## DATA ENTRIES

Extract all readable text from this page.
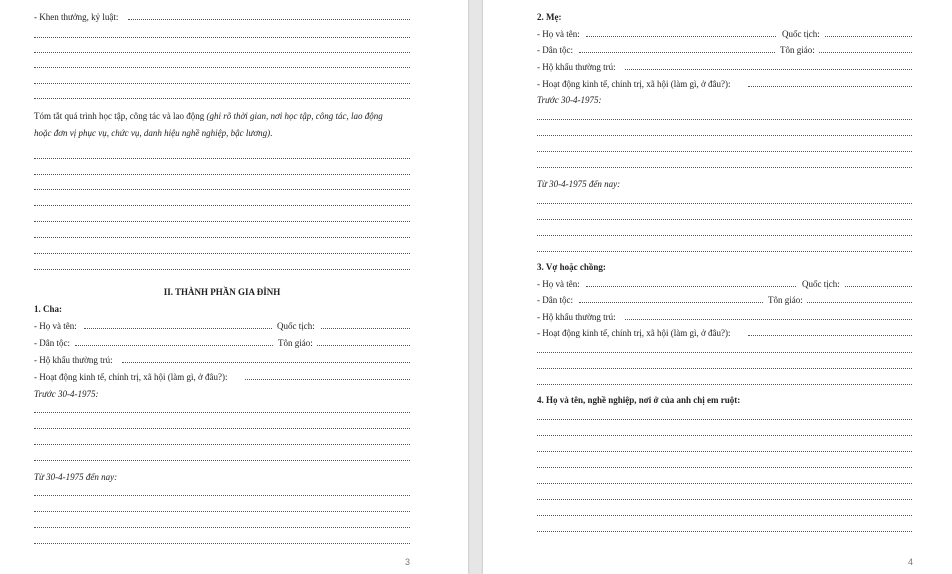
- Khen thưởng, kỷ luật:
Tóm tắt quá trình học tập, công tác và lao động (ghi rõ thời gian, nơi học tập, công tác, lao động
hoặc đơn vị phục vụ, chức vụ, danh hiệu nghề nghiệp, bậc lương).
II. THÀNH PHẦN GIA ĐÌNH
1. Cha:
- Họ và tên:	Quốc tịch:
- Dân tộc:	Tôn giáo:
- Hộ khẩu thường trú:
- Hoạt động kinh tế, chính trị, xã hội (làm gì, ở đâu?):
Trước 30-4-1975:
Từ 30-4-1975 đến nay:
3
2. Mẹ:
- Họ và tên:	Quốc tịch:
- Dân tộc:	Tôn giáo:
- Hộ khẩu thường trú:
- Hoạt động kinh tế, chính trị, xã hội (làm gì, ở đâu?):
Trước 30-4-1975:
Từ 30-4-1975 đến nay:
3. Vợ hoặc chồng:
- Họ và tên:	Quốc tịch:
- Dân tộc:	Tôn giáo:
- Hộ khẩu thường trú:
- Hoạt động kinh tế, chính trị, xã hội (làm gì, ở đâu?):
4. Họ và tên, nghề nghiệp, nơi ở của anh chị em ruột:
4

--

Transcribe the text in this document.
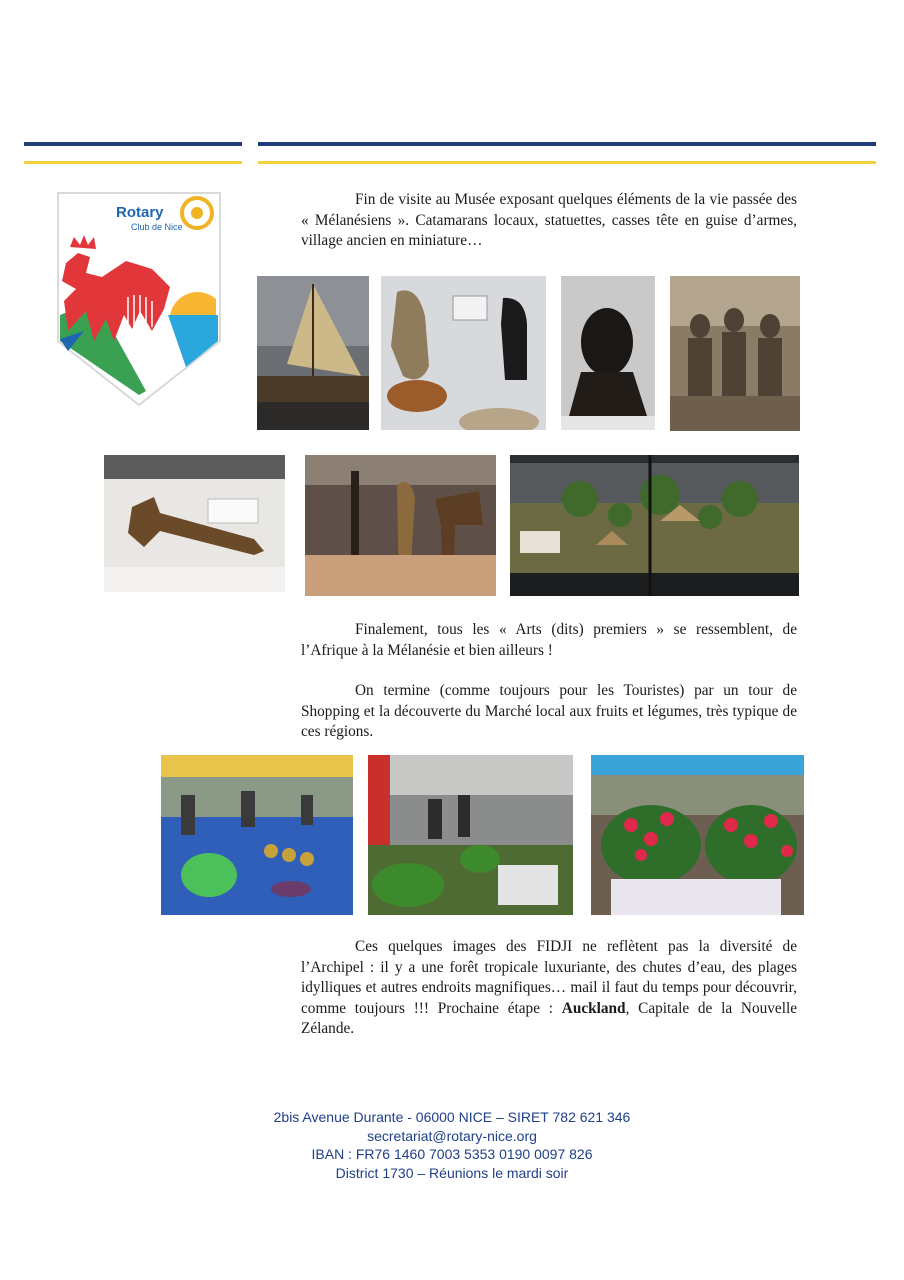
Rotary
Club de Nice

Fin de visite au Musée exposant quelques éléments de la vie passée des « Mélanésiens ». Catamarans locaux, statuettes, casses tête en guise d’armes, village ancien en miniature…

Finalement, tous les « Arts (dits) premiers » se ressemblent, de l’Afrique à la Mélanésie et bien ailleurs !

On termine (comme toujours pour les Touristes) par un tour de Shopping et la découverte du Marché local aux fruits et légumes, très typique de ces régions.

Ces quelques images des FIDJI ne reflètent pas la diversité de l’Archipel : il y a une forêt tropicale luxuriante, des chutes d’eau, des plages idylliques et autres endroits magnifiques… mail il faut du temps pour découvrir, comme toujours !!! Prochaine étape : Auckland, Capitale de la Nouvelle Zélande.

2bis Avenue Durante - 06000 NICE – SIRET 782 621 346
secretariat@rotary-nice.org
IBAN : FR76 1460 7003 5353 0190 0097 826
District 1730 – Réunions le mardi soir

## INSTRUCTIONS FOR THE TASK
Copy out every line of the data that includes "comme".

## ANSWER TO THE EXERCISE
On termine (comme toujours pour les Touristes) par un tour de Shopping et la découverte du Marché local aux fruits et légumes, très typique de ces régions.
Ces quelques images des FIDJI ne reflètent pas la diversité de l’Archipel : il y a une forêt tropicale luxuriante, des chutes d’eau, des plages idylliques et autres endroits magnifiques… mail il faut du temps pour découvrir, comme toujours !!! Prochaine étape : Auckland, Capitale de la Nouvelle Zélande.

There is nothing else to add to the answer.